[START OF Stored rows]

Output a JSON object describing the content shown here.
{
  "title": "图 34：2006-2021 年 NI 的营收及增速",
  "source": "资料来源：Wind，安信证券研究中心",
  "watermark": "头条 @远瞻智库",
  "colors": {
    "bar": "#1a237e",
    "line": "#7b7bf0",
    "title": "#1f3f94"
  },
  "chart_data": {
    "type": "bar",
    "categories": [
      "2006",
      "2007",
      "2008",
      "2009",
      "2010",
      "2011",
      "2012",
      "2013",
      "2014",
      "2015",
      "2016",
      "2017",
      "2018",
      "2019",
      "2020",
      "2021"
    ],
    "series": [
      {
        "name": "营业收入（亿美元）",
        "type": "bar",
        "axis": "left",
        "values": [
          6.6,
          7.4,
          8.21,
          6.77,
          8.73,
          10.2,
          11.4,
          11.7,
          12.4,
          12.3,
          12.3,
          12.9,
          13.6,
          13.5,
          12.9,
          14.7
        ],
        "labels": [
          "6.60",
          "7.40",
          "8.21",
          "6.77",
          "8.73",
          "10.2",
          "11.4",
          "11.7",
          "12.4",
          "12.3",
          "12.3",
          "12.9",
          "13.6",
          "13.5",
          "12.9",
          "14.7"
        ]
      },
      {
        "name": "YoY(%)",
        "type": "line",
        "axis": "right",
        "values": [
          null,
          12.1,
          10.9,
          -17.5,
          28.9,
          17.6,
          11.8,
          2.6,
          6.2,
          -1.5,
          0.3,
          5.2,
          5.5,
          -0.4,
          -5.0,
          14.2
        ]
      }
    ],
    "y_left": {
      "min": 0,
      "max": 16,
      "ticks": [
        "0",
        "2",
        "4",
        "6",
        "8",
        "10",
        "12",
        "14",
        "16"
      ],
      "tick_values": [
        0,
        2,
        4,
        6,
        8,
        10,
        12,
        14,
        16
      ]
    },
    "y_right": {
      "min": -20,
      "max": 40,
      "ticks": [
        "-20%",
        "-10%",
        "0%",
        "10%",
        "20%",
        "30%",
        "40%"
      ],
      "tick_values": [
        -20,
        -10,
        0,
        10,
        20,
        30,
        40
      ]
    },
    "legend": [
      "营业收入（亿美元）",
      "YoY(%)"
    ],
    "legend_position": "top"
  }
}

[END OF Stored rows]

» **Required work**: Print all of the entries exactly as they are written.

» **Solution**:
Output a JSON object describing the content shown here.
{
  "title": "图 34：2006-2021 年 NI 的营收及增速",
  "source": "资料来源：Wind，安信证券研究中心",
  "watermark": "头条 @远瞻智库",
  "colors": {
    "bar": "#1a237e",
    "line": "#7b7bf0",
    "title": "#1f3f94"
  },
  "chart_data": {
    "type": "bar",
    "categories": [
      "2006",
      "2007",
      "2008",
      "2009",
      "2010",
      "2011",
      "2012",
      "2013",
      "2014",
      "2015",
      "2016",
      "2017",
      "2018",
      "2019",
      "2020",
      "2021"
    ],
    "series": [
      {
        "name": "营业收入（亿美元）",
        "type": "bar",
        "axis": "left",
        "values": [
          6.6,
          7.4,
          8.21,
          6.77,
          8.73,
          10.2,
          11.4,
          11.7,
          12.4,
          12.3,
          12.3,
          12.9,
          13.6,
          13.5,
          12.9,
          14.7
        ],
        "labels": [
          "6.60",
          "7.40",
          "8.21",
          "6.77",
          "8.73",
          "10.2",
          "11.4",
          "11.7",
          "12.4",
          "12.3",
          "12.3",
          "12.9",
          "13.6",
          "13.5",
          "12.9",
          "14.7"
        ]
      },
      {
        "name": "YoY(%)",
        "type": "line",
        "axis": "right",
        "values": [
          null,
          12.1,
          10.9,
          -17.5,
          28.9,
          17.6,
          11.8,
          2.6,
          6.2,
          -1.5,
          0.3,
          5.2,
          5.5,
          -0.4,
          -5.0,
          14.2
        ]
      }
    ],
    "y_left": {
      "min": 0,
      "max": 16,
      "ticks": [
        "0",
        "2",
        "4",
        "6",
        "8",
        "10",
        "12",
        "14",
        "16"
      ],
      "tick_values": [
        0,
        2,
        4,
        6,
        8,
        10,
        12,
        14,
        16
      ]
    },
    "y_right": {
      "min": -20,
      "max": 40,
      "ticks": [
        "-20%",
        "-10%",
        "0%",
        "10%",
        "20%",
        "30%",
        "40%"
      ],
      "tick_values": [
        -20,
        -10,
        0,
        10,
        20,
        30,
        40
      ]
    },
    "legend": [
      "营业收入（亿美元）",
      "YoY(%)"
    ],
    "legend_position": "top"
  }
}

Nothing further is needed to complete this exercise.